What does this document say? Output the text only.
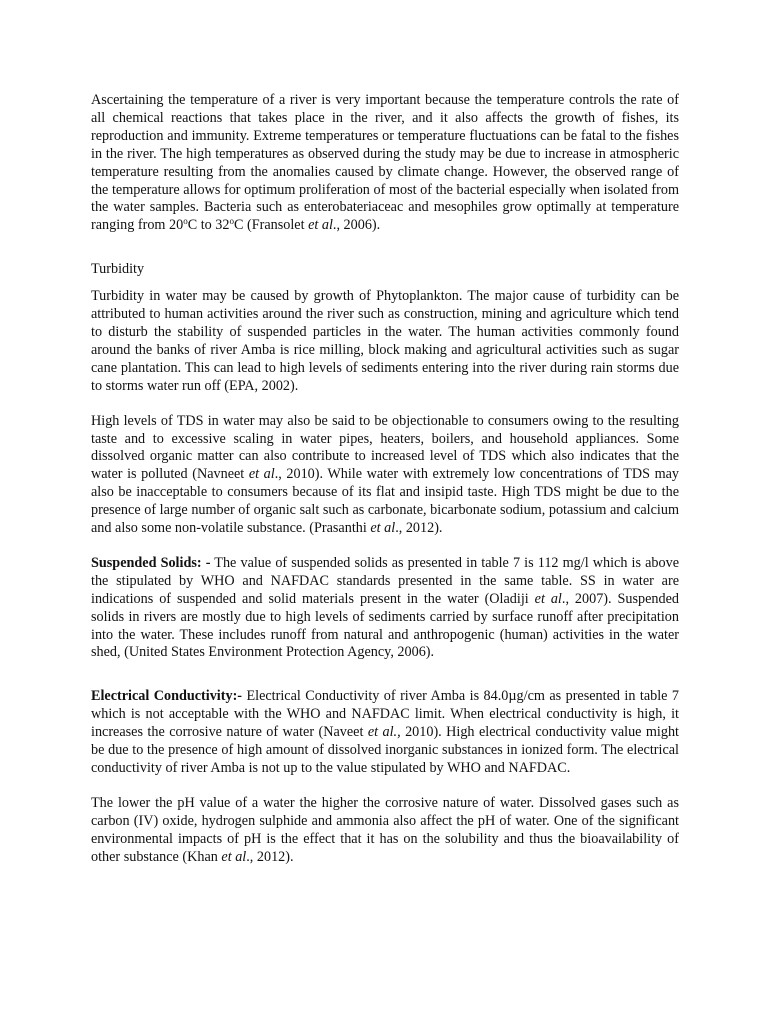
Ascertaining the temperature of a river is very important because the temperature controls the rate of all chemical reactions that takes place in the river, and it also affects the growth of fishes, its reproduction and immunity. Extreme temperatures or temperature fluctuations can be fatal to the fishes in the river. The high temperatures as observed during the study may be due to increase in atmospheric temperature resulting from the anomalies caused by climate change. However, the observed range of the temperature allows for optimum proliferation of most of the bacterial especially when isolated from the water samples. Bacteria such as enterobateriaceac and mesophiles grow optimally at temperature ranging from 20$^o$C to 32$^o$C (Fransolet et al., 2006).

Turbidity

Turbidity in water may be caused by growth of Phytoplankton. The major cause of turbidity can be attributed to human activities around the river such as construction, mining and agriculture which tend to disturb the stability of suspended particles in the water. The human activities commonly found around the banks of river Amba is rice milling, block making and agricultural activities such as sugar cane plantation. This can lead to high levels of sediments entering into the river during rain storms due to storms water run off (EPA, 2002).

High levels of TDS in water may also be said to be objectionable to consumers owing to the resulting taste and to excessive scaling in water pipes, heaters, boilers, and household appliances. Some dissolved organic matter can also contribute to increased level of TDS which also indicates that the water is polluted (Navneet et al., 2010). While water with extremely low concentrations of TDS may also be inacceptable to consumers because of its flat and insipid taste. High TDS might be due to the presence of large number of organic salt such as carbonate, bicarbonate sodium, potassium and calcium and also some non-volatile substance. (Prasanthi et al., 2012).

Suspended Solids: - The value of suspended solids as presented in table 7 is 112 mg/l which is above the stipulated by WHO and NAFDAC standards presented in the same table. SS in water are indications of suspended and solid materials present in the water (Oladiji et al., 2007). Suspended solids in rivers are mostly due to high levels of sediments carried by surface runoff after precipitation into the water. These includes runoff from natural and anthropogenic (human) activities in the water shed, (United States Environment Protection Agency, 2006).

Electrical Conductivity:- Electrical Conductivity of river Amba is 84.0µg/cm as presented in table 7 which is not acceptable with the WHO and NAFDAC limit. When electrical conductivity is high, it increases the corrosive nature of water (Naveet et al., 2010). High electrical conductivity value might be due to the presence of high amount of dissolved inorganic substances in ionized form. The electrical conductivity of river Amba is not up to the value stipulated by WHO and NAFDAC.

The lower the pH value of a water the higher the corrosive nature of water. Dissolved gases such as carbon (IV) oxide, hydrogen sulphide and ammonia also affect the pH of water. One of the significant environmental impacts of pH is the effect that it has on the solubility and thus the bioavailability of other substance (Khan et al., 2012).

____

■ **Description of the task**: Would you please show every line of the material above that includes the string "Turbidity"?

■ **Written reply**:
Turbidity
Turbidity in water may be caused by growth of Phytoplankton. The major cause of turbidity can be attributed to human activities around the river such as construction, mining and agriculture which tend to disturb the stability of suspended particles in the water. The human activities commonly found around the banks of river Amba is rice milling, block making and agricultural activities such as sugar cane plantation. This can lead to high levels of sediments entering into the river during rain storms due to storms water run off (EPA, 2002).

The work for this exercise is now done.